**Page text**
************

The more I work with wood, the more I realize how much I don't know
about design and proper proportion.

Nothing looks more absurd and "amateurish" than a well
constructed but poorly designed & out of proportion
piece of furniture.

I've made a few (too many) but I'm taking more time lately
with design research and less about "can I build it".

Lou

In article 1114036873.809666049cc8ac59312a28727017eaf5@teran ews, Tom
Watson wrote:

On 19 Apr 2005 13:31:20 -0700, "foggytown" wrote:

Making a nice but not fancy small round dining table. Time to cut the
legs. Says Norm, "We want the legs to be 28 3/4 inches." What? It
would betray his carpenterial integrity to round it off to 29"?
Someone is going to sit down at it someday and embarass him by
observing that the table seems to be about 1/4" high?

Sheesh!

FoggyTown



The big numbers on your tape are feet

The next biggest numbers are inches.

The next order of magnitude is half inches.

The third order is quarter inches.

The next is eighth inches.

The little bitty lines are sixteenths of an inch.

Some tapes have thirty seconds and sixty fourths but most people can't
see them.


They can, however, be measured by other means.

************

**Extracted information**
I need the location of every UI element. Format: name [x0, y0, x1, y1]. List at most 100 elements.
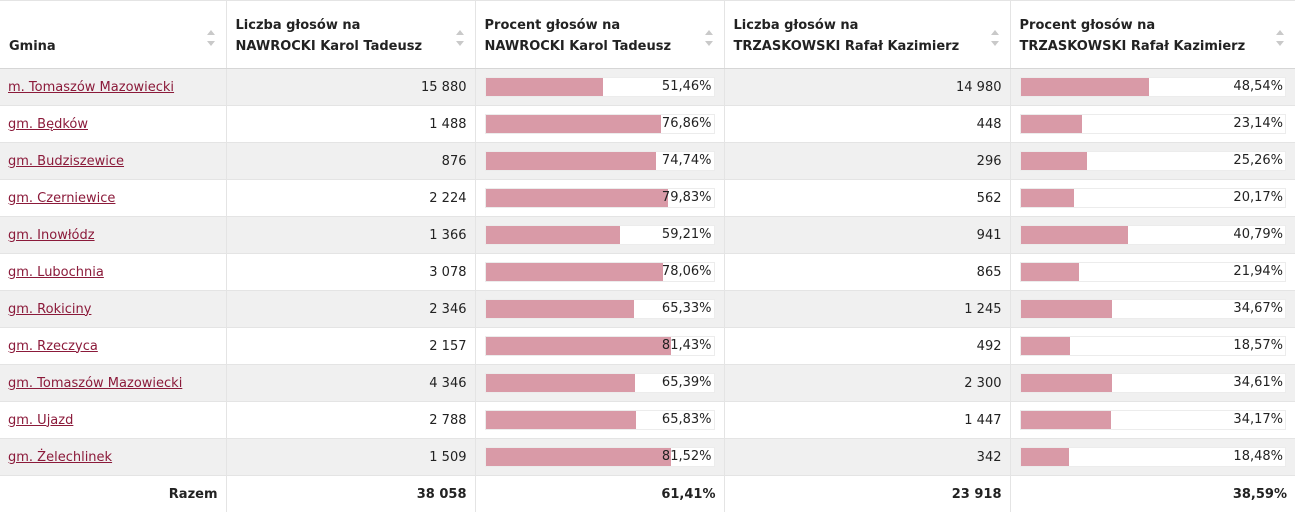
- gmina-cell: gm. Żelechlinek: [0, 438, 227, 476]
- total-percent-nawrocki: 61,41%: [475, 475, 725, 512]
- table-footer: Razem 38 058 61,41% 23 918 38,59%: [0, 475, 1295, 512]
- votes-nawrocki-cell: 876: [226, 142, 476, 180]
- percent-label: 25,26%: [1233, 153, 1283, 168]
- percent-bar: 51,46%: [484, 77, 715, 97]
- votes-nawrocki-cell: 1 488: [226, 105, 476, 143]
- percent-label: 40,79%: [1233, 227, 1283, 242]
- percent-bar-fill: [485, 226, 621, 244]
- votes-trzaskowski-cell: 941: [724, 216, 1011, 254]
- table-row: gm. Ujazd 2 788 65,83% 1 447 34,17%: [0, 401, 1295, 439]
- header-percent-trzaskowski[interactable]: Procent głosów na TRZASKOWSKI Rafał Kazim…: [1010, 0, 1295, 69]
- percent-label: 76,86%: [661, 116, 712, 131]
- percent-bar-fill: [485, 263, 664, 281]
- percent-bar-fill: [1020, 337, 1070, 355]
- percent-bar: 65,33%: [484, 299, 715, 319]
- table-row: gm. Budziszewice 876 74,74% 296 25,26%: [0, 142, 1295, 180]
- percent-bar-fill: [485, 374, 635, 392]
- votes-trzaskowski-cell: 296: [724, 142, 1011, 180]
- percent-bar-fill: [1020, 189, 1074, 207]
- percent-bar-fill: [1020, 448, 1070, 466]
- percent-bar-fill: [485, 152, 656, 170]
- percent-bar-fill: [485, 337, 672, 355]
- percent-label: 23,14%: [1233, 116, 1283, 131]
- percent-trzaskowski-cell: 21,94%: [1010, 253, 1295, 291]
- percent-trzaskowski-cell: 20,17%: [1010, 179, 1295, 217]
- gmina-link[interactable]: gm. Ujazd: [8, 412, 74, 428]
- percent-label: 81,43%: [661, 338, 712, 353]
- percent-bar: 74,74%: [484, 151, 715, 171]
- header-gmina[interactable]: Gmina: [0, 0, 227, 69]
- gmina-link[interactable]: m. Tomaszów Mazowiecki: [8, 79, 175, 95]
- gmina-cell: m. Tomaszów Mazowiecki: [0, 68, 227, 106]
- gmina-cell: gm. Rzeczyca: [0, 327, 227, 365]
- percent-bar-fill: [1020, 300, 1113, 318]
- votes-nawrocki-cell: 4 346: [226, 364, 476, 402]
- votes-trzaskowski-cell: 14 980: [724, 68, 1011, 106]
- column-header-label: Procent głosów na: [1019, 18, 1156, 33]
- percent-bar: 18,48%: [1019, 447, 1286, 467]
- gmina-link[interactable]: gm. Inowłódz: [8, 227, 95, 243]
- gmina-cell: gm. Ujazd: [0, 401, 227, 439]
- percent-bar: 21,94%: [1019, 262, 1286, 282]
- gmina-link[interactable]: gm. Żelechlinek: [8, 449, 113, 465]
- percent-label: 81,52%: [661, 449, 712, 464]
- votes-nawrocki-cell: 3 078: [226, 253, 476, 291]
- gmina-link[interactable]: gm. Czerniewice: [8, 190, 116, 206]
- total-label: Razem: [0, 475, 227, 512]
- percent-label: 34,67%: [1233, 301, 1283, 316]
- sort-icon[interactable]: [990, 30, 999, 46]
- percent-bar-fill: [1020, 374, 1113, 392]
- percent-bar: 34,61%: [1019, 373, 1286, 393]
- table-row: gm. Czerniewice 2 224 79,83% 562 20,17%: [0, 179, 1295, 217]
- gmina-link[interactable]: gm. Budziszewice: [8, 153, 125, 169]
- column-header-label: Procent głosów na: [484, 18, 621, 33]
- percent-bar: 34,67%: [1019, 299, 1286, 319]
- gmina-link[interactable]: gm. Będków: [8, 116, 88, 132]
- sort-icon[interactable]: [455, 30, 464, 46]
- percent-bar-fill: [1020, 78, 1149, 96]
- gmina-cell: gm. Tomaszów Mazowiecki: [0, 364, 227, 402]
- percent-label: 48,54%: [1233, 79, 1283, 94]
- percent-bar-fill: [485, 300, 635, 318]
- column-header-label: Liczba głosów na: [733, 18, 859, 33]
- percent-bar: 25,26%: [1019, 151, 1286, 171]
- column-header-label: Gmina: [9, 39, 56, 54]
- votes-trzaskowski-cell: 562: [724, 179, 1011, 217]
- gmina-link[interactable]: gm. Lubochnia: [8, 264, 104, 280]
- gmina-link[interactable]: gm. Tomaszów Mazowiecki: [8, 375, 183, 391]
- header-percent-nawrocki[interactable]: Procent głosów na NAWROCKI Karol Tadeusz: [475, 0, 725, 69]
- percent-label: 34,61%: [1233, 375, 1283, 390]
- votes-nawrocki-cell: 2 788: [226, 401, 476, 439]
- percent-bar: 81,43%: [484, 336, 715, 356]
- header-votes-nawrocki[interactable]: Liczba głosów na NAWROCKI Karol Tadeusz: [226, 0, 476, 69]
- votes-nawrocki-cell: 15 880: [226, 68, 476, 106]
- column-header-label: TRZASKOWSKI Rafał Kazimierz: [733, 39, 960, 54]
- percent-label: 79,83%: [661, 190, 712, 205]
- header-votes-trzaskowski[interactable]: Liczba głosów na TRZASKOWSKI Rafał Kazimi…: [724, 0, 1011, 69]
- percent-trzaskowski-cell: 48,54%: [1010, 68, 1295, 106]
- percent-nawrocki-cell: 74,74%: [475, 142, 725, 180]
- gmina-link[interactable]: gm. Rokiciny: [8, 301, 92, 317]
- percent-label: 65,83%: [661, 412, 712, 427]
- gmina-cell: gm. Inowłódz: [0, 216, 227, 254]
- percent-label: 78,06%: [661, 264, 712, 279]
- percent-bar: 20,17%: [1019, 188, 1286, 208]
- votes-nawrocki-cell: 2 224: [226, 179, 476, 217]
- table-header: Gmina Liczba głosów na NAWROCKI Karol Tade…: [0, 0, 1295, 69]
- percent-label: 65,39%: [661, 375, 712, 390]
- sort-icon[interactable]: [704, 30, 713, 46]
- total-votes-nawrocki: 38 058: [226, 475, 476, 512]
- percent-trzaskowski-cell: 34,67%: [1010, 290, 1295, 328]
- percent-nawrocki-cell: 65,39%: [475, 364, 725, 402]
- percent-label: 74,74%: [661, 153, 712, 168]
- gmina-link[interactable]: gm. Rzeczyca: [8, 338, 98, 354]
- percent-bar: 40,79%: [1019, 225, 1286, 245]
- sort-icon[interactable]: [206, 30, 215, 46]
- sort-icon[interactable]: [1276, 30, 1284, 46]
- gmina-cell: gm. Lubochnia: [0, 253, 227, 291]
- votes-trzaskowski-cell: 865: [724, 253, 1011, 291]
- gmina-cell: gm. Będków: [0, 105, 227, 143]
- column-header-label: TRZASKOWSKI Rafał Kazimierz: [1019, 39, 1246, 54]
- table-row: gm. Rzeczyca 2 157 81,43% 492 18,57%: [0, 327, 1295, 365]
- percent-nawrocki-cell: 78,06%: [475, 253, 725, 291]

************

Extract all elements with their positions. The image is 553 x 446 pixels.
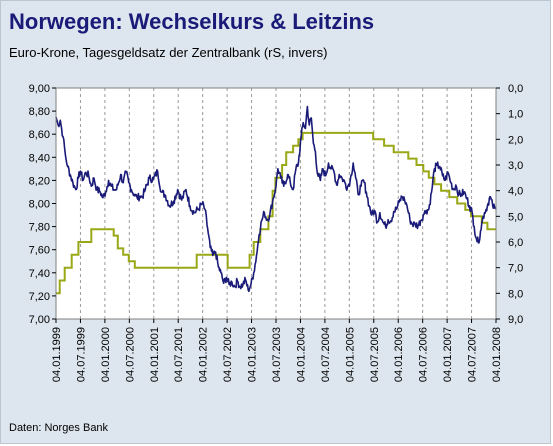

************

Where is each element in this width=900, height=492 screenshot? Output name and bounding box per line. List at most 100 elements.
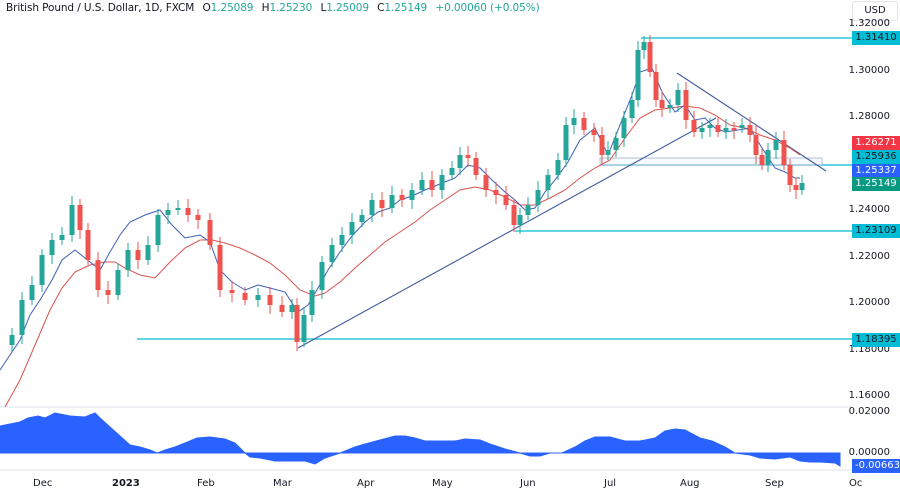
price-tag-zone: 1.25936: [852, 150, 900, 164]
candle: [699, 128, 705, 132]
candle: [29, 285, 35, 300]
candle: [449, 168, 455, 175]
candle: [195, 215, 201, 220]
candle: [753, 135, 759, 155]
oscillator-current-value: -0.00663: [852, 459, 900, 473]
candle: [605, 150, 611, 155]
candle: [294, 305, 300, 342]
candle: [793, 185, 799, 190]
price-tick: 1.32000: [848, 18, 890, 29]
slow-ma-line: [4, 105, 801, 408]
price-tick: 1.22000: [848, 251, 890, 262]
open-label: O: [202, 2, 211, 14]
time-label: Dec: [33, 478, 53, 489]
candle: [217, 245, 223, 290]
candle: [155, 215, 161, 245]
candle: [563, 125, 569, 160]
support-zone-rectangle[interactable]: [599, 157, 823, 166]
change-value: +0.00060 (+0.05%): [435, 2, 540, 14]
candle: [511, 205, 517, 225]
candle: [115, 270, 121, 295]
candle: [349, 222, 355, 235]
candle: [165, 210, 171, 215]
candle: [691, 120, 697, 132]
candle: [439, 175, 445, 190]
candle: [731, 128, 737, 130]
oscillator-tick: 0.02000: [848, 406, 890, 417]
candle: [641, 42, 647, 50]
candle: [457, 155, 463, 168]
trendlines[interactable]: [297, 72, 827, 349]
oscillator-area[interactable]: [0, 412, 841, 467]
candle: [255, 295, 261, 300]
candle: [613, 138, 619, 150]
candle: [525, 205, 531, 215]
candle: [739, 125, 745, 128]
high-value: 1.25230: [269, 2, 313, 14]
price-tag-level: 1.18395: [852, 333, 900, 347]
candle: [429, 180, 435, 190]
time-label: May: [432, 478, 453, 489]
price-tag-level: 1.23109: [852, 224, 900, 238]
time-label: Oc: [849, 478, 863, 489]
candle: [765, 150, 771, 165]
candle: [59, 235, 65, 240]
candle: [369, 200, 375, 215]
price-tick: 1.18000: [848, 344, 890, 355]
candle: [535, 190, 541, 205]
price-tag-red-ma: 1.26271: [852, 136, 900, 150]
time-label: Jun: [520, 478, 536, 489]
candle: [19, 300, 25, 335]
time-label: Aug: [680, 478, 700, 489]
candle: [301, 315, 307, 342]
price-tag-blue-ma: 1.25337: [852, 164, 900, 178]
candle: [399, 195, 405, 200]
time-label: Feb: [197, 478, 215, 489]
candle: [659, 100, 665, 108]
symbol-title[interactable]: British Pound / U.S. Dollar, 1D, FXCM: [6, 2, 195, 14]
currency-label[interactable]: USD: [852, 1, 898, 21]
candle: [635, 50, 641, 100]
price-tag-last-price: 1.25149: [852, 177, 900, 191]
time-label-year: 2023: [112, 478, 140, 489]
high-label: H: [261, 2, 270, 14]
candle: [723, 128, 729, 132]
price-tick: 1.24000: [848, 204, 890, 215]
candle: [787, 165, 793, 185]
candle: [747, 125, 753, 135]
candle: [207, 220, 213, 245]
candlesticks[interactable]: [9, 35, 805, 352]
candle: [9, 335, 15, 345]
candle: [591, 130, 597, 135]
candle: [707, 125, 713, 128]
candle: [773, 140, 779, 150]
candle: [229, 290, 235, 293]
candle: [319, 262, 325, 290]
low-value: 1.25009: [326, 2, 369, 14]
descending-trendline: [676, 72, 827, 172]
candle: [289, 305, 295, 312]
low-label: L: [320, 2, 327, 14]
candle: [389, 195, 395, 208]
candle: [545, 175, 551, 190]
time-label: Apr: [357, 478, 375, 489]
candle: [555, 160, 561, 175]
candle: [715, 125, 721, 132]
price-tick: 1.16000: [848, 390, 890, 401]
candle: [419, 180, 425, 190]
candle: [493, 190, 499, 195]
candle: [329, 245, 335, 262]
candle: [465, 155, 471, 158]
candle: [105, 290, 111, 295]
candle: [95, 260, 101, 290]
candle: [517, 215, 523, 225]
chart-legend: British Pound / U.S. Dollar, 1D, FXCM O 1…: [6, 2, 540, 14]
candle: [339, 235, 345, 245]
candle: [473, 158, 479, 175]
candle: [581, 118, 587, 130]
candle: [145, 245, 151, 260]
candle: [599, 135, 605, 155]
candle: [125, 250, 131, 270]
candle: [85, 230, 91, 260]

************

**Exercises**
1 > In the woodworking thread, why does Lou say he is now spending more time on design research and less on "can I build it"?
2 > Write a continuation of the woodworking thread, starting after its final line.

**Answers to the exercise**
1 > He says nothing looks more absurd and "amateurish" than a piece of furniture that is well built but poorly designed and out of proportion. He admits he has made a few too many of those.

2 >
Cabinetmakers work to about a sixty fourth for gross dimensions and to
about the thickness of a piece of copy paper (avg. 0.010) for mortise
and tenons. When we get to the level of dovetail interfaces we have
to consider the RH and the EMC to calculate.


Nahmie usually works from an existing prototype that most people would
consider to be in proportion. Would it kill the piece to make the
legs one quarter of an inch longer? Not the pieces that Nahmie is
usually dealing with.


Let's take a Goddard-Townsend Block Front:

The drawer faces are ten and one quarter inches wide.

Would it hurt the proportion of the piece to increase it to eleven
inches or reduce it to ten?


Yes it would.


Why?

Because each rectangle fits in with another rectangle that fits in
with another rectanglel - and they all fit perfectly.

That's why the piece is in a museum.



If you know enough to know what you can mess with, you're fine.

If you don't know what it means - cut the damned leg to 28-3/4 and be
done with it.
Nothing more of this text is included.